• WHAT THE TASK ASKS
Find how many lines in the material hold the word "battery", then state that number and nothing more.

-.-.-

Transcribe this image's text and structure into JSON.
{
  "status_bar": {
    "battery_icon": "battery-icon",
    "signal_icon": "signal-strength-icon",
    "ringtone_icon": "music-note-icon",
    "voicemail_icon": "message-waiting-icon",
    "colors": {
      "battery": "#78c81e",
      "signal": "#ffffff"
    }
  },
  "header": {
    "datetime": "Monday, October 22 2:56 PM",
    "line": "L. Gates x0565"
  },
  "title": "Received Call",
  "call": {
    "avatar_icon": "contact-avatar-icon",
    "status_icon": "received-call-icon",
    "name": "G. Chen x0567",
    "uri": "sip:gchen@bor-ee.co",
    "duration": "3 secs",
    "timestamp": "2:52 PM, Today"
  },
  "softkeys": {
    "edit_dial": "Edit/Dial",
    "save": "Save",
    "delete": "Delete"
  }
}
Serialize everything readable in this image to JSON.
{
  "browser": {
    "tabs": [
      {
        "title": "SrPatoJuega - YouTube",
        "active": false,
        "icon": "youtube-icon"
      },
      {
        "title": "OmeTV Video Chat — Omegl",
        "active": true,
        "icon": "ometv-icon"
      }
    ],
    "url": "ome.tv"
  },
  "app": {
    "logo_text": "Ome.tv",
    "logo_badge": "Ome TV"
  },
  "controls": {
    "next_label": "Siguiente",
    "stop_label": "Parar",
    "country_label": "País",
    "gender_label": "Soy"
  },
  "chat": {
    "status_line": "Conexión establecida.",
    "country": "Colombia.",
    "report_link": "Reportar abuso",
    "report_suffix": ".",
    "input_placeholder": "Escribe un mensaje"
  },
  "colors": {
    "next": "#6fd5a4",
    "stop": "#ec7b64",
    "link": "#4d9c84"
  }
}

-.-.-

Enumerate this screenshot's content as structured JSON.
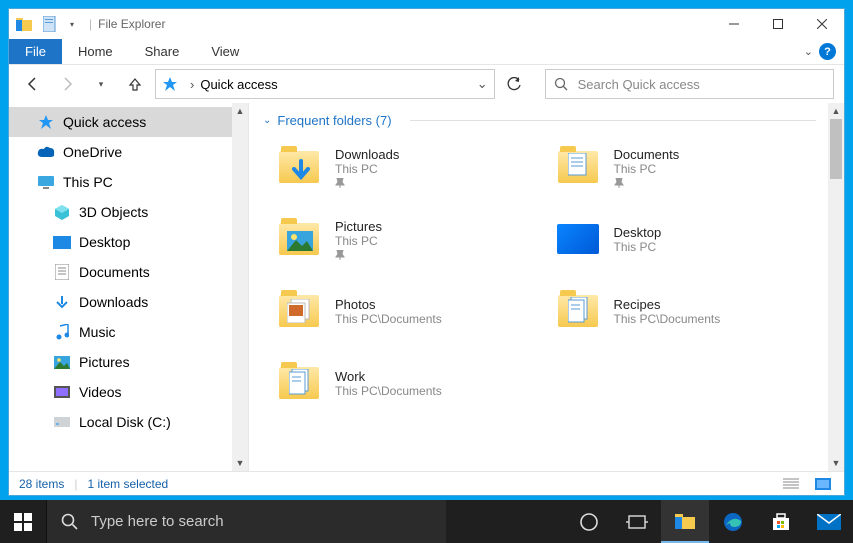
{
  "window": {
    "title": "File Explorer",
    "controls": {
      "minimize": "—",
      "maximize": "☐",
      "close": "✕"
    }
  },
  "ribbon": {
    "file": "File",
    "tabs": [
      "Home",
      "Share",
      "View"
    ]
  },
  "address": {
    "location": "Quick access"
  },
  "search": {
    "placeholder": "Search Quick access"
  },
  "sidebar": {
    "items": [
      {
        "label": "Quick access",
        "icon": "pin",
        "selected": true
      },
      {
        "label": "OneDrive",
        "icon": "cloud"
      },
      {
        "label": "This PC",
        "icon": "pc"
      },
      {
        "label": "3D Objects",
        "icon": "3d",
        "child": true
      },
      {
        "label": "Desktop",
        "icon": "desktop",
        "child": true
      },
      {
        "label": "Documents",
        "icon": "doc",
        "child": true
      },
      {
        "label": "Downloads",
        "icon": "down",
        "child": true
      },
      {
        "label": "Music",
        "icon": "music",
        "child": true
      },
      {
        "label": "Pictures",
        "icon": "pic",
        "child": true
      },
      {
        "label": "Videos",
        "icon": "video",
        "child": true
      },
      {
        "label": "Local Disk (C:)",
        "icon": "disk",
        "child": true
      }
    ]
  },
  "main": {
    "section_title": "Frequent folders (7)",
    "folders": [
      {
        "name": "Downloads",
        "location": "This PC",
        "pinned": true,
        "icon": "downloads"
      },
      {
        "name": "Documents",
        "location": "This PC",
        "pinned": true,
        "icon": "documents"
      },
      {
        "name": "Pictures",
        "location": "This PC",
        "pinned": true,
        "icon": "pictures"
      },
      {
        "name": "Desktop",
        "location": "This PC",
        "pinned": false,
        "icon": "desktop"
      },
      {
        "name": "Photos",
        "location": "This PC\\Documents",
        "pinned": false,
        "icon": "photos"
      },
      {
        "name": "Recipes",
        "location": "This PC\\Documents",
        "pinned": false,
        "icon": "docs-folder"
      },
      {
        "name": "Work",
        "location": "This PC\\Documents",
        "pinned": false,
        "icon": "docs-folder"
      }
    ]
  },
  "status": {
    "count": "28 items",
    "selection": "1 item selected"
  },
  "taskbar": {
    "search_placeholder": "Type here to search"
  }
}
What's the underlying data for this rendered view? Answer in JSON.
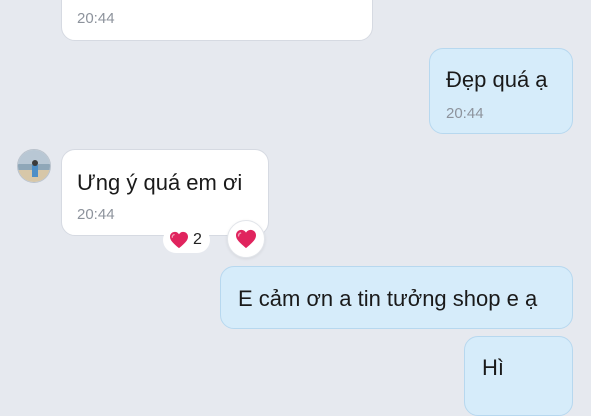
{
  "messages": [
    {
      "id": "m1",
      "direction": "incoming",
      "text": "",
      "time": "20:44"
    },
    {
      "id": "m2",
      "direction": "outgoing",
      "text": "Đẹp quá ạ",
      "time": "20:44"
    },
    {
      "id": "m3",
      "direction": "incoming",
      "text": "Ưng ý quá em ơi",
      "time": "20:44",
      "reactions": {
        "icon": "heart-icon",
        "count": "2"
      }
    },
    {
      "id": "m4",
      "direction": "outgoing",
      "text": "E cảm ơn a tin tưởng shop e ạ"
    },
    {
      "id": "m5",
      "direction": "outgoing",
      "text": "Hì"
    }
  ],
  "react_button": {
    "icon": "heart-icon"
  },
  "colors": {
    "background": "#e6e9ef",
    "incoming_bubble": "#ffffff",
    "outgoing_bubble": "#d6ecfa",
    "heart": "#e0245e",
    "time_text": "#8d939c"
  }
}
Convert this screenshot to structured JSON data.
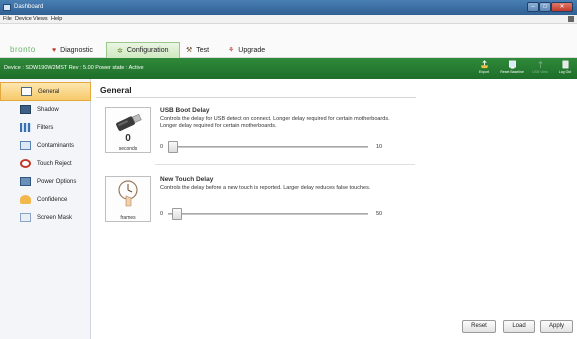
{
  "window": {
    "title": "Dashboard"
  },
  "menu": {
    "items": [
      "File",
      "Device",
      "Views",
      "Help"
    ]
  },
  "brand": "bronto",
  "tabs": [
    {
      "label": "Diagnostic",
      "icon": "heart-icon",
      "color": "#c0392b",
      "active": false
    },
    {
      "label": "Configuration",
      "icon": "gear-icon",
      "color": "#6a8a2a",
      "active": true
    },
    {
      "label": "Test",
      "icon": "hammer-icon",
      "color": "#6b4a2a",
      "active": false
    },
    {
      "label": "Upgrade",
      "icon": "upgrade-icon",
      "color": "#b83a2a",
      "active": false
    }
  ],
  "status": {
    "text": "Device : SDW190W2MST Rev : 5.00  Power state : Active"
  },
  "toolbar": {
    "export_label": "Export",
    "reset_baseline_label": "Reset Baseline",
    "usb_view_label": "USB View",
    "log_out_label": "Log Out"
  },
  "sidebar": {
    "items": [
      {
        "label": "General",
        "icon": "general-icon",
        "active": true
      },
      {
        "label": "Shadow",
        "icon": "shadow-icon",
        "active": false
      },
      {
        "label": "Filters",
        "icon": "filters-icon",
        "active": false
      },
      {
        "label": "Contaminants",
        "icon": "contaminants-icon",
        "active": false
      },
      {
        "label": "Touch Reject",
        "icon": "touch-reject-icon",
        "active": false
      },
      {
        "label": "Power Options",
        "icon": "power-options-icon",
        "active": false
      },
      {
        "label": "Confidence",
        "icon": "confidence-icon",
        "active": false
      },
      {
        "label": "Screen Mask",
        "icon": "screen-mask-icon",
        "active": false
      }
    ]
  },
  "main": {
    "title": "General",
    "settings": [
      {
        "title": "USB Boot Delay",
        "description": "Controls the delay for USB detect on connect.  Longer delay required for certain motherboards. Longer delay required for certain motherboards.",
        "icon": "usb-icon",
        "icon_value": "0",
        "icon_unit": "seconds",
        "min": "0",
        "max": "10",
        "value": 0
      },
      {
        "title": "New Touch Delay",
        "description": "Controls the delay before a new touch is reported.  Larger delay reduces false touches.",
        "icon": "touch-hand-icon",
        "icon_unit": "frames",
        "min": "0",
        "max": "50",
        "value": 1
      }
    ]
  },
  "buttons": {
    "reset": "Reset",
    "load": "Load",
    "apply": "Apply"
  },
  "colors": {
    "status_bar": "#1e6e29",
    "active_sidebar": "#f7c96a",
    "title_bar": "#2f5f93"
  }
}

-.-.-

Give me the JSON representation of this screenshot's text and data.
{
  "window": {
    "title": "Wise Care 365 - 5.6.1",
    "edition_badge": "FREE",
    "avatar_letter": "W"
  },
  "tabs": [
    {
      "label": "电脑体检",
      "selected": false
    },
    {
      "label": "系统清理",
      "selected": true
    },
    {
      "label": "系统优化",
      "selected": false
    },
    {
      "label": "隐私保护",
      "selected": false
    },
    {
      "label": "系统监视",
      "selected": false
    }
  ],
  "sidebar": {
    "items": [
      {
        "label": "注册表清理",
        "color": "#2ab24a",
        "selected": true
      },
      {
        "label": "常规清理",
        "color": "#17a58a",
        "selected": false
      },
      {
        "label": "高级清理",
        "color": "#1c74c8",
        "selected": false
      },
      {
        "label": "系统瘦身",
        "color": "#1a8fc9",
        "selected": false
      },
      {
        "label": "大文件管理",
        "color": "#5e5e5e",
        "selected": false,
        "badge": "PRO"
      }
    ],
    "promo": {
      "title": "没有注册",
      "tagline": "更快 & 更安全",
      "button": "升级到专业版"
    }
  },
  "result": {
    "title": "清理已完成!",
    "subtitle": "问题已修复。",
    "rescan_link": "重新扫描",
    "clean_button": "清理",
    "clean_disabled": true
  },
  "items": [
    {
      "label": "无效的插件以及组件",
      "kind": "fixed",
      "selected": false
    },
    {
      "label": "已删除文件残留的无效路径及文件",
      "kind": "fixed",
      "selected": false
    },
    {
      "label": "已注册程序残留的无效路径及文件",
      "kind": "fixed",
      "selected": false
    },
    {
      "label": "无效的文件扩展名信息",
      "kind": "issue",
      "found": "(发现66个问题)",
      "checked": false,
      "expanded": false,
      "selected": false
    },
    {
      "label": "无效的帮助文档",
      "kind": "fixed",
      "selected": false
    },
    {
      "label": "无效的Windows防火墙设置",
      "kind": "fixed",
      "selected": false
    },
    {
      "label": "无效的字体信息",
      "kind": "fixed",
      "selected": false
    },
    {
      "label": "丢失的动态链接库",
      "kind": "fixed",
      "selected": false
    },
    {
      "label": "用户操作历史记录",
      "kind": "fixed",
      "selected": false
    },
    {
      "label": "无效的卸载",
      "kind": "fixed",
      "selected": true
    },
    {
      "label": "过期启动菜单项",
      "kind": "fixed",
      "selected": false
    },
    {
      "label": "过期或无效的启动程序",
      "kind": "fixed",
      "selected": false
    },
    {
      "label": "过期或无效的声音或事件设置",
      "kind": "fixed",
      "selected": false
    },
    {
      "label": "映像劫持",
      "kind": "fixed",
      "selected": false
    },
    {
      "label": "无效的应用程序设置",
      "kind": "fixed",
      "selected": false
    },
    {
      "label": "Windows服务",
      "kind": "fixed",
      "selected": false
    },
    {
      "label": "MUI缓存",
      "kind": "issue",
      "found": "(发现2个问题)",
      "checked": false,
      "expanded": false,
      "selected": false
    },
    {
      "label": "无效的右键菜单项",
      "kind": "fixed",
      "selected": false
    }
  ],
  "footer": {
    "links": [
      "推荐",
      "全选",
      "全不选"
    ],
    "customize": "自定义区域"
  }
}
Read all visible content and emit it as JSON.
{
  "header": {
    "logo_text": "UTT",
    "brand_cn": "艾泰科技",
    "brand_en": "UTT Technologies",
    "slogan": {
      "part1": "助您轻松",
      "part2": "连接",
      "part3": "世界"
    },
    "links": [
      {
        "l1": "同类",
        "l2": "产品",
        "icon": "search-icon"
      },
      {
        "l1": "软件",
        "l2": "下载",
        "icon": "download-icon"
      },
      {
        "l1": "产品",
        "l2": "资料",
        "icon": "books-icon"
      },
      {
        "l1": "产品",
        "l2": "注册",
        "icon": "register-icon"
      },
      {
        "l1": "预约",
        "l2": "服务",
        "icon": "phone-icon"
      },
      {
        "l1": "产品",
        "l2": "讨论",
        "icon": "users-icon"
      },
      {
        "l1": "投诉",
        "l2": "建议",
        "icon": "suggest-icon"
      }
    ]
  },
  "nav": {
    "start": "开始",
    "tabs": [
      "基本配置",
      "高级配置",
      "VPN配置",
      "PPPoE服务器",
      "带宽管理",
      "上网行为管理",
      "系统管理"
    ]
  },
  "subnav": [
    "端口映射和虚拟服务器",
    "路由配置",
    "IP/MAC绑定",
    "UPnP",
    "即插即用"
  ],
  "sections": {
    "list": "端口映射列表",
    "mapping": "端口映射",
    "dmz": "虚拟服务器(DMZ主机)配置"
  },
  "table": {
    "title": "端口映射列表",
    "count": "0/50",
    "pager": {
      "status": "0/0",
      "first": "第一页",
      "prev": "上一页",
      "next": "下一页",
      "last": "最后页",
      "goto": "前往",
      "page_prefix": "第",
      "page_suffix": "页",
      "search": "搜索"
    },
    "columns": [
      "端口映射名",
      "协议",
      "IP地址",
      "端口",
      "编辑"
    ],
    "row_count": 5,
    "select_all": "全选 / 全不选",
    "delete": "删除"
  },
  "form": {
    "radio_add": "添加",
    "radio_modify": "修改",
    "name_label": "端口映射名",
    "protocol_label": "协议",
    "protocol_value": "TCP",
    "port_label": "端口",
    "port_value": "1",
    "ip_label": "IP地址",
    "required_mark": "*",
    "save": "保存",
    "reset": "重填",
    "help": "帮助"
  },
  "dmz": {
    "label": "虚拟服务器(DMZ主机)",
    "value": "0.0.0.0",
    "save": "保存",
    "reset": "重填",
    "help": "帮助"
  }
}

-.-.-

• OUTPUT FOR THIS EXERCISE
2